◆ TO BE DONE:
Every record should be copied exactly, except that pictures are to be omitted.

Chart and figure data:
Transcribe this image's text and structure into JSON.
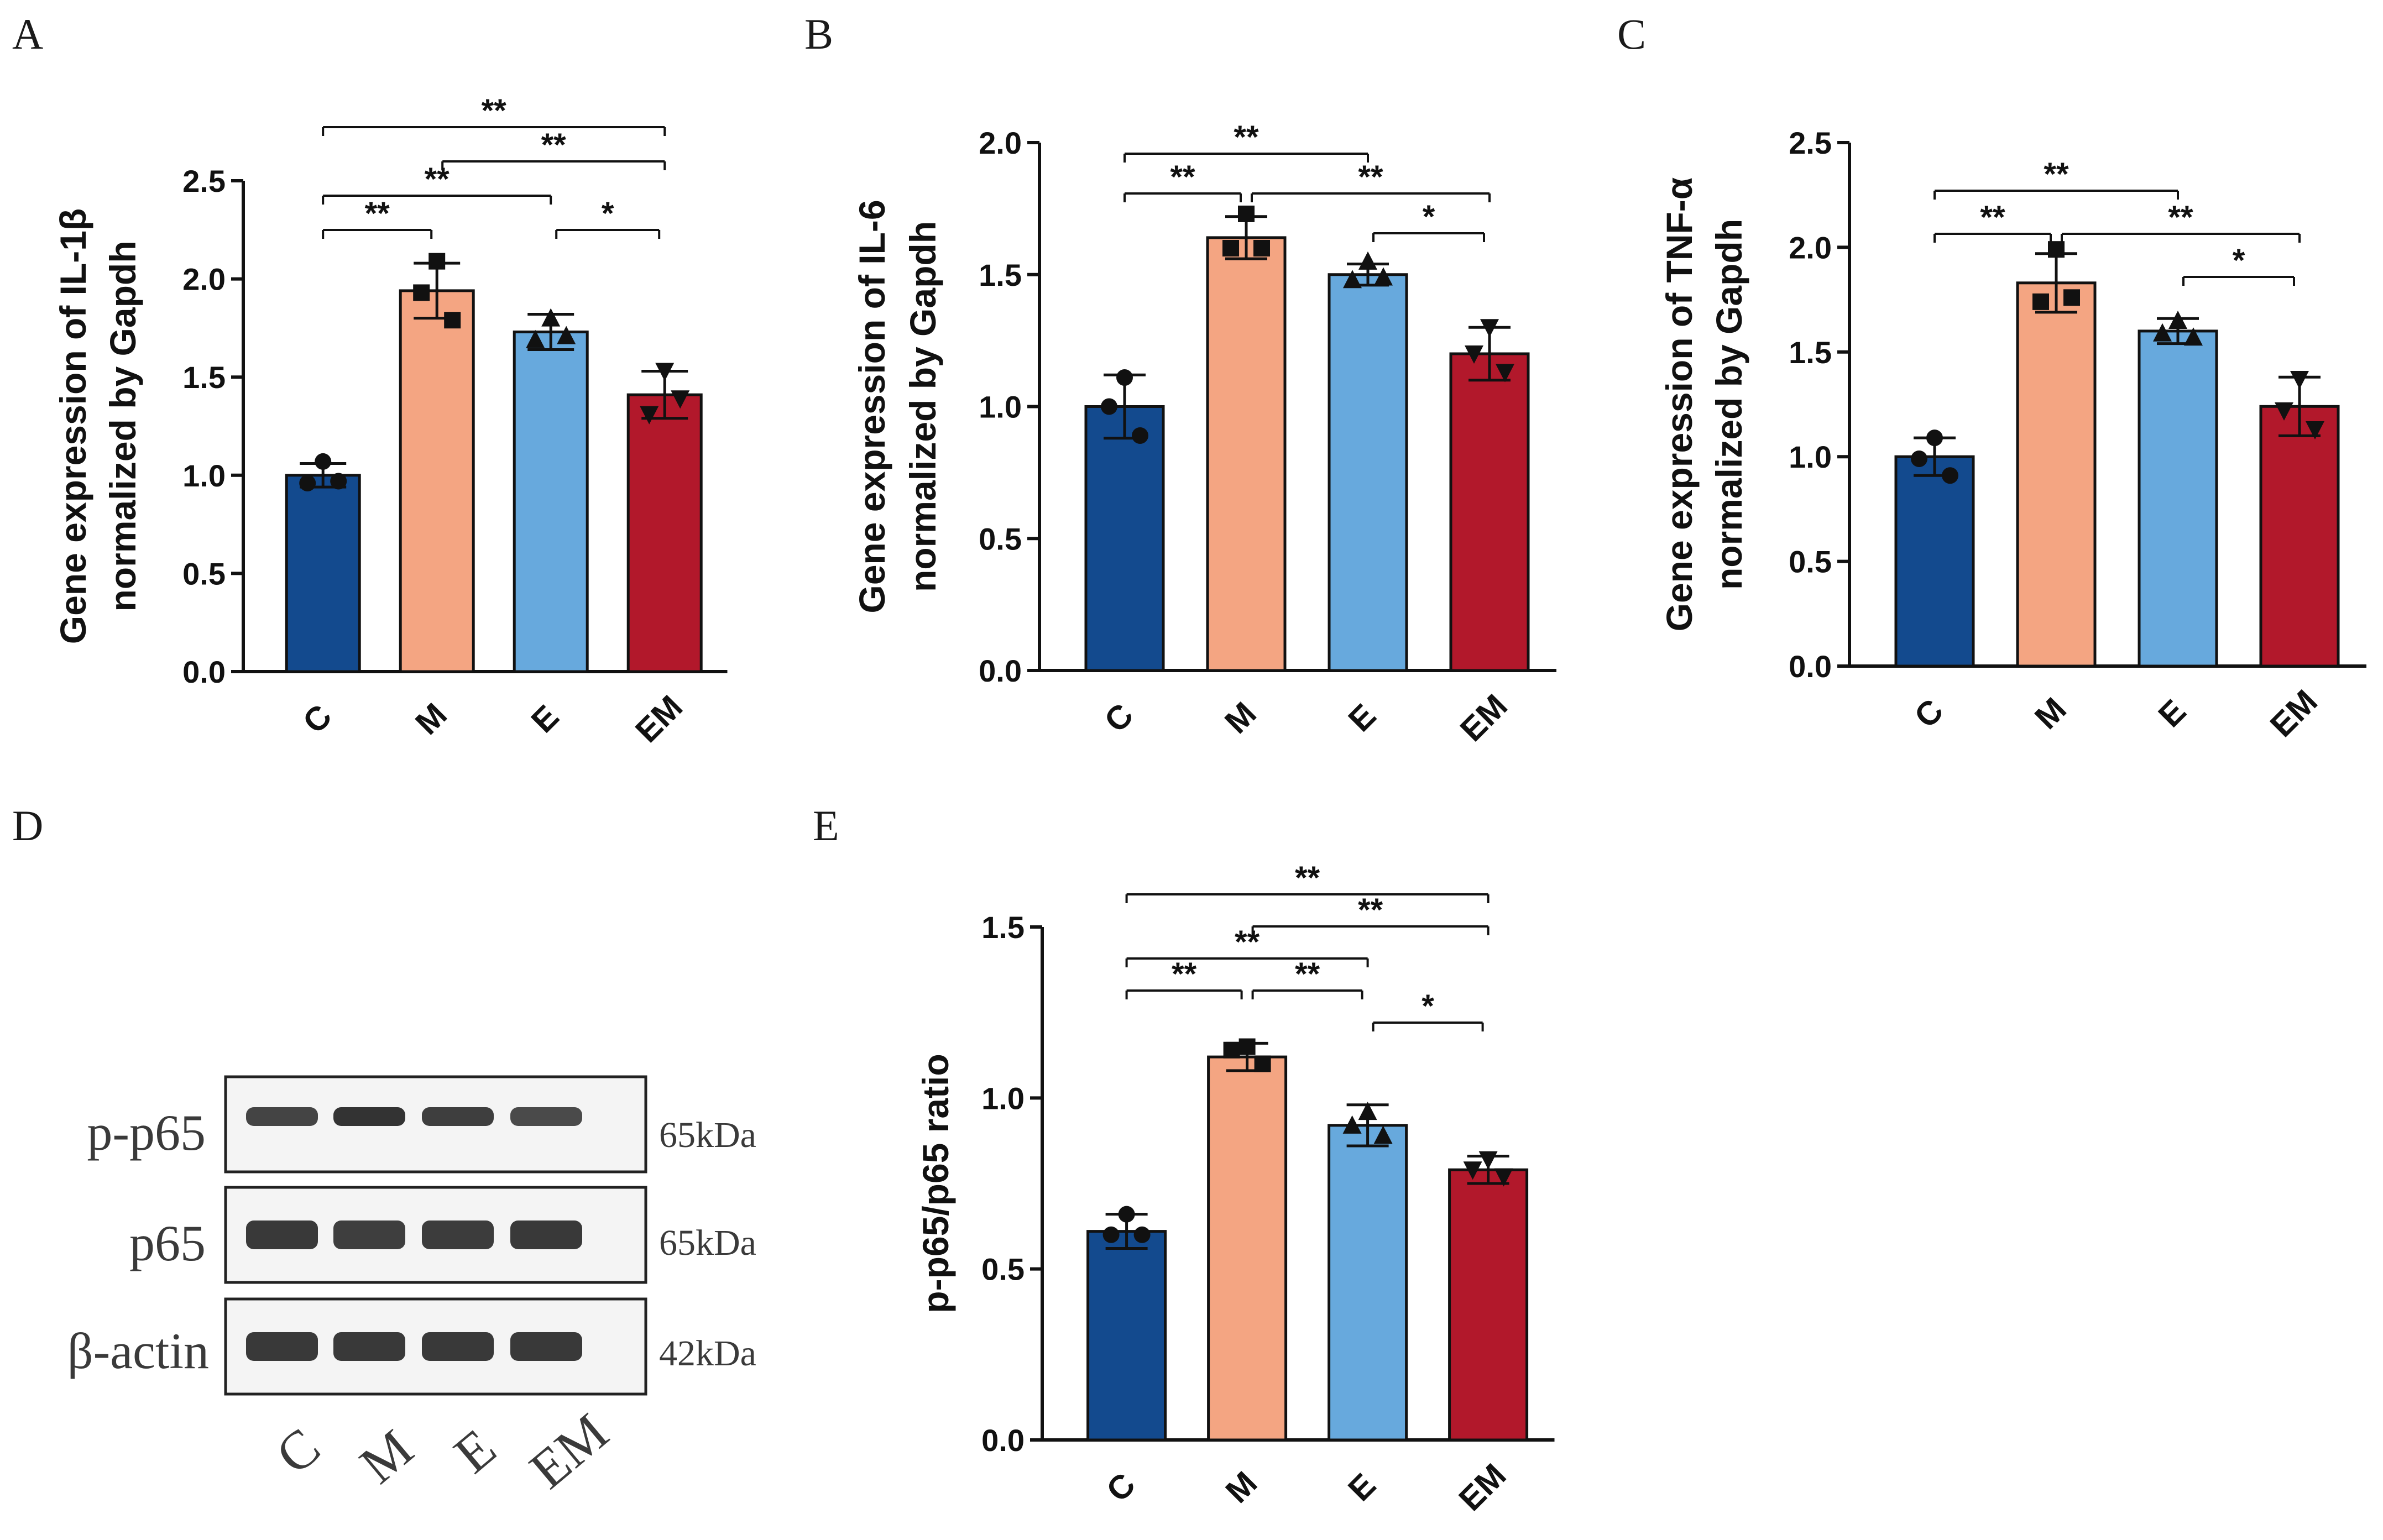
{
  "figure": {
    "panels": [
      "A",
      "B",
      "C",
      "D",
      "E"
    ]
  },
  "colors": {
    "C": "#134a8e",
    "M": "#f4a582",
    "E": "#67a9dd",
    "EM": "#b2182b"
  },
  "chart_data": [
    {
      "panel": "A",
      "type": "bar",
      "title": "",
      "xlabel": "",
      "ylabel_lines": [
        "Gene expression of IL-1β",
        "normalized by Gapdh"
      ],
      "categories": [
        "C",
        "M",
        "E",
        "EM"
      ],
      "values": [
        1.0,
        1.94,
        1.73,
        1.41
      ],
      "errors": [
        0.06,
        0.14,
        0.09,
        0.12
      ],
      "points": [
        [
          1.07,
          0.96,
          0.97
        ],
        [
          2.09,
          1.93,
          1.79
        ],
        [
          1.8,
          1.69,
          1.71
        ],
        [
          1.53,
          1.31,
          1.39
        ]
      ],
      "markers": [
        "circle",
        "square",
        "triangle-up",
        "triangle-down"
      ],
      "ylim": [
        0,
        2.5
      ],
      "yticks": [
        "0.0",
        "0.5",
        "1.0",
        "1.5",
        "2.0",
        "2.5"
      ],
      "significance": [
        {
          "from": 0,
          "to": 3,
          "label": "**",
          "level": 0
        },
        {
          "from": 1,
          "to": 3,
          "label": "**",
          "level": 1
        },
        {
          "from": 0,
          "to": 2,
          "label": "**",
          "level": 2
        },
        {
          "from": 0,
          "to": 1,
          "label": "**",
          "level": 3
        },
        {
          "from": 2,
          "to": 3,
          "label": "*",
          "level": 3
        }
      ]
    },
    {
      "panel": "B",
      "type": "bar",
      "title": "",
      "xlabel": "",
      "ylabel_lines": [
        "Gene expression of IL-6",
        "normalized by Gapdh"
      ],
      "categories": [
        "C",
        "M",
        "E",
        "EM"
      ],
      "values": [
        1.0,
        1.64,
        1.5,
        1.2
      ],
      "errors": [
        0.12,
        0.08,
        0.04,
        0.1
      ],
      "points": [
        [
          1.11,
          1.0,
          0.89
        ],
        [
          1.73,
          1.6,
          1.6
        ],
        [
          1.55,
          1.48,
          1.49
        ],
        [
          1.3,
          1.2,
          1.13
        ]
      ],
      "markers": [
        "circle",
        "square",
        "triangle-up",
        "triangle-down"
      ],
      "ylim": [
        0,
        2.0
      ],
      "yticks": [
        "0.0",
        "0.5",
        "1.0",
        "1.5",
        "2.0"
      ],
      "significance": [
        {
          "from": 0,
          "to": 2,
          "label": "**",
          "level": 0
        },
        {
          "from": 0,
          "to": 1,
          "label": "**",
          "level": 1
        },
        {
          "from": 1,
          "to": 3,
          "label": "**",
          "level": 1
        },
        {
          "from": 2,
          "to": 3,
          "label": "*",
          "level": 2
        }
      ]
    },
    {
      "panel": "C",
      "type": "bar",
      "title": "",
      "xlabel": "",
      "ylabel_lines": [
        "Gene expression of TNF-α",
        "normalized by Gapdh"
      ],
      "categories": [
        "C",
        "M",
        "E",
        "EM"
      ],
      "values": [
        1.0,
        1.83,
        1.6,
        1.24
      ],
      "errors": [
        0.09,
        0.14,
        0.06,
        0.14
      ],
      "points": [
        [
          1.09,
          0.99,
          0.91
        ],
        [
          1.99,
          1.74,
          1.76
        ],
        [
          1.65,
          1.59,
          1.57
        ],
        [
          1.37,
          1.22,
          1.13
        ]
      ],
      "markers": [
        "circle",
        "square",
        "triangle-up",
        "triangle-down"
      ],
      "ylim": [
        0,
        2.5
      ],
      "yticks": [
        "0.0",
        "0.5",
        "1.0",
        "1.5",
        "2.0",
        "2.5"
      ],
      "significance": [
        {
          "from": 0,
          "to": 2,
          "label": "**",
          "level": 0
        },
        {
          "from": 0,
          "to": 1,
          "label": "**",
          "level": 1
        },
        {
          "from": 1,
          "to": 3,
          "label": "**",
          "level": 1
        },
        {
          "from": 2,
          "to": 3,
          "label": "*",
          "level": 2
        }
      ]
    },
    {
      "panel": "E",
      "type": "bar",
      "title": "",
      "xlabel": "",
      "ylabel_lines": [
        "p-p65/p65 ratio"
      ],
      "categories": [
        "C",
        "M",
        "E",
        "EM"
      ],
      "values": [
        0.61,
        1.12,
        0.92,
        0.79
      ],
      "errors": [
        0.05,
        0.04,
        0.06,
        0.04
      ],
      "points": [
        [
          0.66,
          0.6,
          0.6
        ],
        [
          1.15,
          1.14,
          1.1
        ],
        [
          0.96,
          0.92,
          0.89
        ],
        [
          0.82,
          0.79,
          0.77
        ]
      ],
      "markers": [
        "circle",
        "square",
        "triangle-up",
        "triangle-down"
      ],
      "ylim": [
        0,
        1.5
      ],
      "yticks": [
        "0.0",
        "0.5",
        "1.0",
        "1.5"
      ],
      "significance": [
        {
          "from": 0,
          "to": 3,
          "label": "**",
          "level": 0
        },
        {
          "from": 1,
          "to": 3,
          "label": "**",
          "level": 1
        },
        {
          "from": 0,
          "to": 2,
          "label": "**",
          "level": 2
        },
        {
          "from": 0,
          "to": 1,
          "label": "**",
          "level": 3
        },
        {
          "from": 1,
          "to": 2,
          "label": "**",
          "level": 3
        },
        {
          "from": 2,
          "to": 3,
          "label": "*",
          "level": 4
        }
      ]
    }
  ],
  "blot": {
    "panel": "D",
    "rows": [
      {
        "label": "p-p65",
        "size": "65kDa",
        "intensity": [
          0.85,
          1.0,
          0.9,
          0.8
        ]
      },
      {
        "label": "p65",
        "size": "65kDa",
        "intensity": [
          0.95,
          0.9,
          0.92,
          0.95
        ]
      },
      {
        "label": "β-actin",
        "size": "42kDa",
        "intensity": [
          0.95,
          0.95,
          0.95,
          0.95
        ]
      }
    ],
    "lanes": [
      "C",
      "M",
      "E",
      "EM"
    ]
  }
}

◆ REPLY:
Transcribe this image's text and structure into JSON.
{
  "figure": {
    "panels": [
      "A",
      "B",
      "C",
      "D",
      "E"
    ]
  },
  "colors": {
    "C": "#134a8e",
    "M": "#f4a582",
    "E": "#67a9dd",
    "EM": "#b2182b"
  },
  "chart_data": [
    {
      "panel": "A",
      "type": "bar",
      "title": "",
      "xlabel": "",
      "ylabel_lines": [
        "Gene expression of IL-1β",
        "normalized by Gapdh"
      ],
      "categories": [
        "C",
        "M",
        "E",
        "EM"
      ],
      "values": [
        1.0,
        1.94,
        1.73,
        1.41
      ],
      "errors": [
        0.06,
        0.14,
        0.09,
        0.12
      ],
      "points": [
        [
          1.07,
          0.96,
          0.97
        ],
        [
          2.09,
          1.93,
          1.79
        ],
        [
          1.8,
          1.69,
          1.71
        ],
        [
          1.53,
          1.31,
          1.39
        ]
      ],
      "markers": [
        "circle",
        "square",
        "triangle-up",
        "triangle-down"
      ],
      "ylim": [
        0,
        2.5
      ],
      "yticks": [
        "0.0",
        "0.5",
        "1.0",
        "1.5",
        "2.0",
        "2.5"
      ],
      "significance": [
        {
          "from": 0,
          "to": 3,
          "label": "**",
          "level": 0
        },
        {
          "from": 1,
          "to": 3,
          "label": "**",
          "level": 1
        },
        {
          "from": 0,
          "to": 2,
          "label": "**",
          "level": 2
        },
        {
          "from": 0,
          "to": 1,
          "label": "**",
          "level": 3
        },
        {
          "from": 2,
          "to": 3,
          "label": "*",
          "level": 3
        }
      ]
    },
    {
      "panel": "B",
      "type": "bar",
      "title": "",
      "xlabel": "",
      "ylabel_lines": [
        "Gene expression of IL-6",
        "normalized by Gapdh"
      ],
      "categories": [
        "C",
        "M",
        "E",
        "EM"
      ],
      "values": [
        1.0,
        1.64,
        1.5,
        1.2
      ],
      "errors": [
        0.12,
        0.08,
        0.04,
        0.1
      ],
      "points": [
        [
          1.11,
          1.0,
          0.89
        ],
        [
          1.73,
          1.6,
          1.6
        ],
        [
          1.55,
          1.48,
          1.49
        ],
        [
          1.3,
          1.2,
          1.13
        ]
      ],
      "markers": [
        "circle",
        "square",
        "triangle-up",
        "triangle-down"
      ],
      "ylim": [
        0,
        2.0
      ],
      "yticks": [
        "0.0",
        "0.5",
        "1.0",
        "1.5",
        "2.0"
      ],
      "significance": [
        {
          "from": 0,
          "to": 2,
          "label": "**",
          "level": 0
        },
        {
          "from": 0,
          "to": 1,
          "label": "**",
          "level": 1
        },
        {
          "from": 1,
          "to": 3,
          "label": "**",
          "level": 1
        },
        {
          "from": 2,
          "to": 3,
          "label": "*",
          "level": 2
        }
      ]
    },
    {
      "panel": "C",
      "type": "bar",
      "title": "",
      "xlabel": "",
      "ylabel_lines": [
        "Gene expression of TNF-α",
        "normalized by Gapdh"
      ],
      "categories": [
        "C",
        "M",
        "E",
        "EM"
      ],
      "values": [
        1.0,
        1.83,
        1.6,
        1.24
      ],
      "errors": [
        0.09,
        0.14,
        0.06,
        0.14
      ],
      "points": [
        [
          1.09,
          0.99,
          0.91
        ],
        [
          1.99,
          1.74,
          1.76
        ],
        [
          1.65,
          1.59,
          1.57
        ],
        [
          1.37,
          1.22,
          1.13
        ]
      ],
      "markers": [
        "circle",
        "square",
        "triangle-up",
        "triangle-down"
      ],
      "ylim": [
        0,
        2.5
      ],
      "yticks": [
        "0.0",
        "0.5",
        "1.0",
        "1.5",
        "2.0",
        "2.5"
      ],
      "significance": [
        {
          "from": 0,
          "to": 2,
          "label": "**",
          "level": 0
        },
        {
          "from": 0,
          "to": 1,
          "label": "**",
          "level": 1
        },
        {
          "from": 1,
          "to": 3,
          "label": "**",
          "level": 1
        },
        {
          "from": 2,
          "to": 3,
          "label": "*",
          "level": 2
        }
      ]
    },
    {
      "panel": "E",
      "type": "bar",
      "title": "",
      "xlabel": "",
      "ylabel_lines": [
        "p-p65/p65 ratio"
      ],
      "categories": [
        "C",
        "M",
        "E",
        "EM"
      ],
      "values": [
        0.61,
        1.12,
        0.92,
        0.79
      ],
      "errors": [
        0.05,
        0.04,
        0.06,
        0.04
      ],
      "points": [
        [
          0.66,
          0.6,
          0.6
        ],
        [
          1.15,
          1.14,
          1.1
        ],
        [
          0.96,
          0.92,
          0.89
        ],
        [
          0.82,
          0.79,
          0.77
        ]
      ],
      "markers": [
        "circle",
        "square",
        "triangle-up",
        "triangle-down"
      ],
      "ylim": [
        0,
        1.5
      ],
      "yticks": [
        "0.0",
        "0.5",
        "1.0",
        "1.5"
      ],
      "significance": [
        {
          "from": 0,
          "to": 3,
          "label": "**",
          "level": 0
        },
        {
          "from": 1,
          "to": 3,
          "label": "**",
          "level": 1
        },
        {
          "from": 0,
          "to": 2,
          "label": "**",
          "level": 2
        },
        {
          "from": 0,
          "to": 1,
          "label": "**",
          "level": 3
        },
        {
          "from": 1,
          "to": 2,
          "label": "**",
          "level": 3
        },
        {
          "from": 2,
          "to": 3,
          "label": "*",
          "level": 4
        }
      ]
    }
  ],
  "blot": {
    "panel": "D",
    "rows": [
      {
        "label": "p-p65",
        "size": "65kDa",
        "intensity": [
          0.85,
          1.0,
          0.9,
          0.8
        ]
      },
      {
        "label": "p65",
        "size": "65kDa",
        "intensity": [
          0.95,
          0.9,
          0.92,
          0.95
        ]
      },
      {
        "label": "β-actin",
        "size": "42kDa",
        "intensity": [
          0.95,
          0.95,
          0.95,
          0.95
        ]
      }
    ],
    "lanes": [
      "C",
      "M",
      "E",
      "EM"
    ]
  }
}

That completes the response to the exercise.